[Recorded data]

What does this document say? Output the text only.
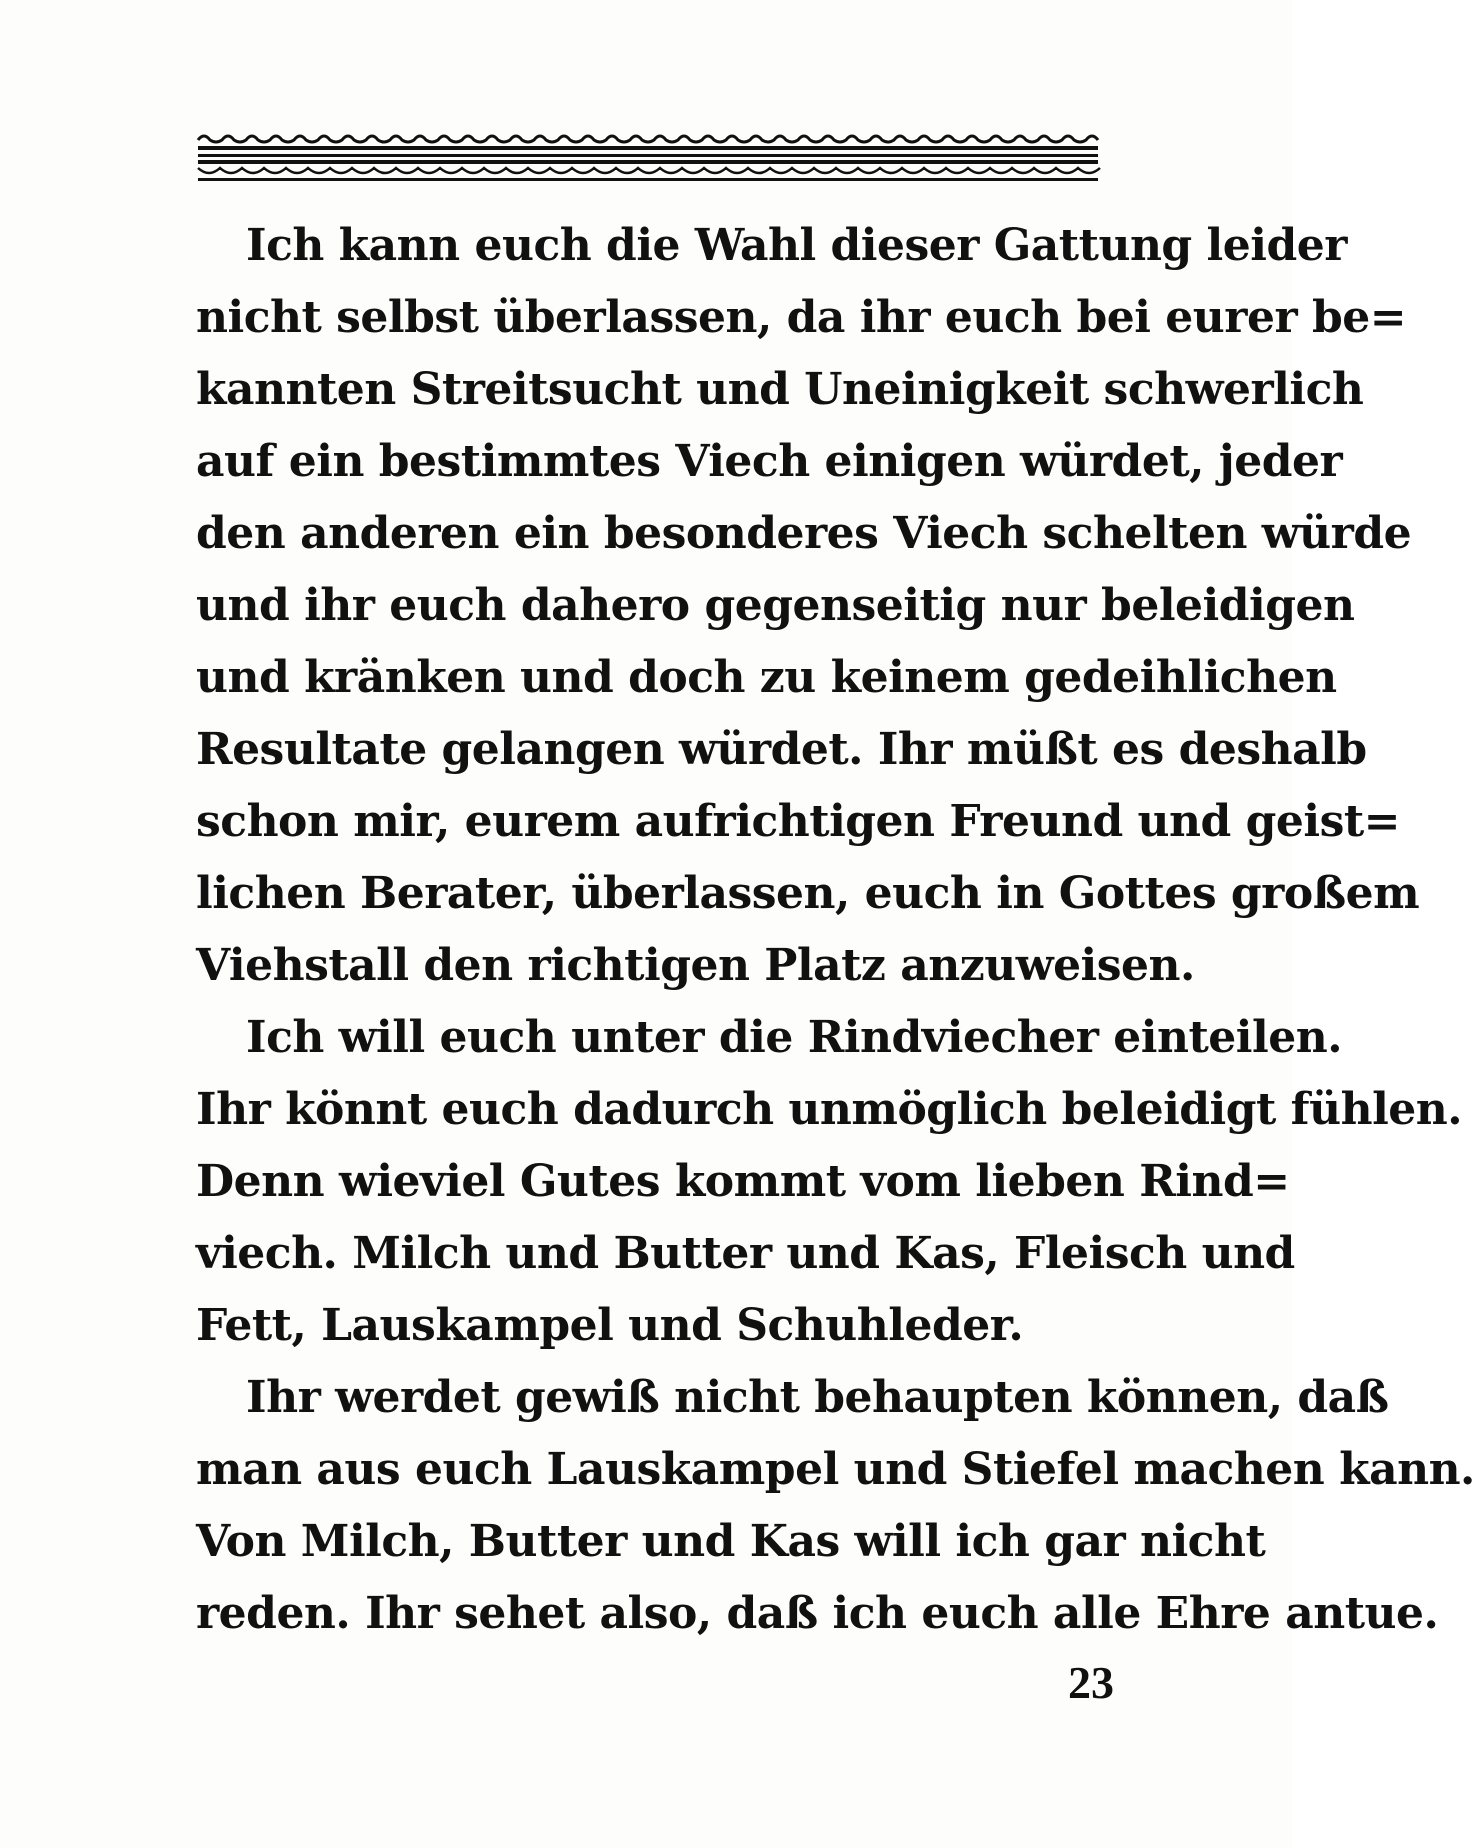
Ich kann euch die Wahl dieser Gattung leider
nicht selbst überlassen, da ihr euch bei eurer be=
kannten Streitsucht und Uneinigkeit schwerlich
auf ein bestimmtes Viech einigen würdet, jeder
den anderen ein besonderes Viech schelten würde
und ihr euch dahero gegenseitig nur beleidigen
und kränken und doch zu keinem gedeihlichen
Resultate gelangen würdet. Ihr müßt es deshalb
schon mir, eurem aufrichtigen Freund und geist=
lichen Berater, überlassen, euch in Gottes großem
Viehstall den richtigen Platz anzuweisen.
Ich will euch unter die Rindviecher einteilen.
Ihr könnt euch dadurch unmöglich beleidigt fühlen.
Denn wieviel Gutes kommt vom lieben Rind=
viech. Milch und Butter und Kas, Fleisch und
Fett, Lauskampel und Schuhleder.
Ihr werdet gewiß nicht behaupten können, daß
man aus euch Lauskampel und Stiefel machen kann.
Von Milch, Butter und Kas will ich gar nicht
reden. Ihr sehet also, daß ich euch alle Ehre antue.
23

■ REQUIRED WORK
Give the material again exactly as it is, but keep the pictures out.

■ WRITTEN SOLUTION
What does this document say? Output the text only.
Ich kann euch die Wahl dieser Gattung leider
nicht selbst überlassen, da ihr euch bei eurer be=
kannten Streitsucht und Uneinigkeit schwerlich
auf ein bestimmtes Viech einigen würdet, jeder
den anderen ein besonderes Viech schelten würde
und ihr euch dahero gegenseitig nur beleidigen
und kränken und doch zu keinem gedeihlichen
Resultate gelangen würdet. Ihr müßt es deshalb
schon mir, eurem aufrichtigen Freund und geist=
lichen Berater, überlassen, euch in Gottes großem
Viehstall den richtigen Platz anzuweisen.
Ich will euch unter die Rindviecher einteilen.
Ihr könnt euch dadurch unmöglich beleidigt fühlen.
Denn wieviel Gutes kommt vom lieben Rind=
viech. Milch und Butter und Kas, Fleisch und
Fett, Lauskampel und Schuhleder.
Ihr werdet gewiß nicht behaupten können, daß
man aus euch Lauskampel und Stiefel machen kann.
Von Milch, Butter und Kas will ich gar nicht
reden. Ihr sehet also, daß ich euch alle Ehre antue.
23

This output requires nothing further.